**Brief**
Lines containing the word "JSON" are to be located and copied.

**Stored records**
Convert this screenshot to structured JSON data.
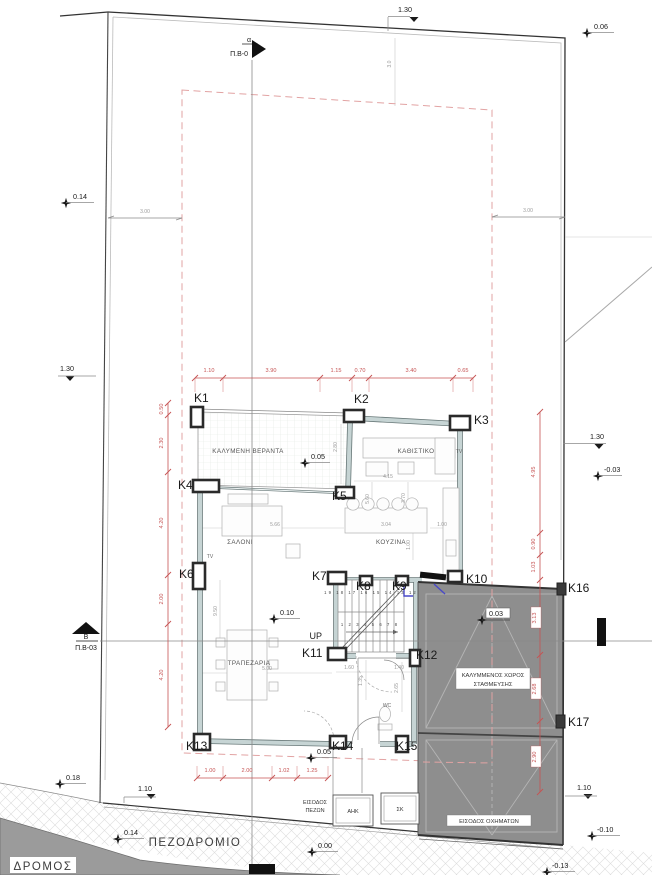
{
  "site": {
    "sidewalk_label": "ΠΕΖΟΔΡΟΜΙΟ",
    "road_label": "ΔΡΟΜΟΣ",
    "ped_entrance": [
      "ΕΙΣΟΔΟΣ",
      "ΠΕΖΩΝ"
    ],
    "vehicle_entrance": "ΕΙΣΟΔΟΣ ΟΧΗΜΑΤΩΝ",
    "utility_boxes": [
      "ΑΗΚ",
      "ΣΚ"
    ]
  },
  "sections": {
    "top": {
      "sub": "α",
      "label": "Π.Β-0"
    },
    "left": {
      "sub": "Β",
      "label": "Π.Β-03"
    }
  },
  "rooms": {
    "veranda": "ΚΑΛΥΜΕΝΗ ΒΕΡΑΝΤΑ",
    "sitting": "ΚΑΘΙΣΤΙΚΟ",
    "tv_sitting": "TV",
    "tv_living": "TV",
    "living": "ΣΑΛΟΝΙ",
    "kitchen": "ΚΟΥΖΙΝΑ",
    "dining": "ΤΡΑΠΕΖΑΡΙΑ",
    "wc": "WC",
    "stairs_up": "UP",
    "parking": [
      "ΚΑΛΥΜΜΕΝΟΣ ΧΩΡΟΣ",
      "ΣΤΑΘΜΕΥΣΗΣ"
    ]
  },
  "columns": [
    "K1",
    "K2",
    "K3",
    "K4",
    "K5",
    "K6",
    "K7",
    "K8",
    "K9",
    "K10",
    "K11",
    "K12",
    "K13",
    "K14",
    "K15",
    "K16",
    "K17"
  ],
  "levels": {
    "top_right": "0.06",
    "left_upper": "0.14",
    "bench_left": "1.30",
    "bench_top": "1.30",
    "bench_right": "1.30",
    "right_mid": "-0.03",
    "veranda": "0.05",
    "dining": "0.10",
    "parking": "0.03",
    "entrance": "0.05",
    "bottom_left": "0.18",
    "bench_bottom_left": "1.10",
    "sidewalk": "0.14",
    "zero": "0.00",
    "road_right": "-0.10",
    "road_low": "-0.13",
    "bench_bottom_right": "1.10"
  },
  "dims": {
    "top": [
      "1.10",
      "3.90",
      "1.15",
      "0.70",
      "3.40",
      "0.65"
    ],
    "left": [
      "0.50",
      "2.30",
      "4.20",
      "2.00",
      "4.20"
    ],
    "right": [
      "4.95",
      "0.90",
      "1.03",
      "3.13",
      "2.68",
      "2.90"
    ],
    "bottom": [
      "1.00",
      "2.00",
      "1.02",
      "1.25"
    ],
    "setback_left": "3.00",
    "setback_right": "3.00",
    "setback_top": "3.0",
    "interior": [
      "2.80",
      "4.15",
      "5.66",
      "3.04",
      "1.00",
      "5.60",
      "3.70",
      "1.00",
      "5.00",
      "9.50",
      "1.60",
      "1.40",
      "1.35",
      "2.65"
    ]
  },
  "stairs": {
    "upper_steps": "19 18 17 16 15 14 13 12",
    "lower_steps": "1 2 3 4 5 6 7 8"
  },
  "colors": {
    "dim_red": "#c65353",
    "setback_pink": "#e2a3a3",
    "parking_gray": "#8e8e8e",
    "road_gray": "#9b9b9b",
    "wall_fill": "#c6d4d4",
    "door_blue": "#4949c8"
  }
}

---

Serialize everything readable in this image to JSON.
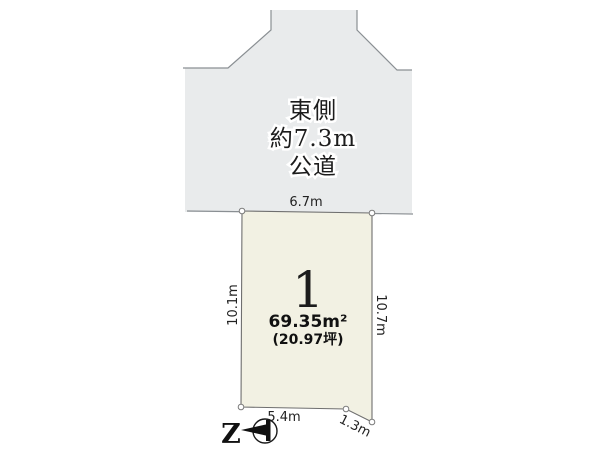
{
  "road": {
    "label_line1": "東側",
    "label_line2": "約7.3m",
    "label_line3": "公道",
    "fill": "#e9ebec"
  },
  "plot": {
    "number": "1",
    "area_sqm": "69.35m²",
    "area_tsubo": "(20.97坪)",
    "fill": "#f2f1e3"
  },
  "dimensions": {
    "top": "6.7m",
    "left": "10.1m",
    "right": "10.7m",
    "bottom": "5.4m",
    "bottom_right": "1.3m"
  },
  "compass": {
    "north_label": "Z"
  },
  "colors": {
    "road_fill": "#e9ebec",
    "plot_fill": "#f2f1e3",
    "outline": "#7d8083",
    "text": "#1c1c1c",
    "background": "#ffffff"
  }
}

**Task response**
Convert this screenshot to structured JSON data.
Serialize everything readable in this image to JSON.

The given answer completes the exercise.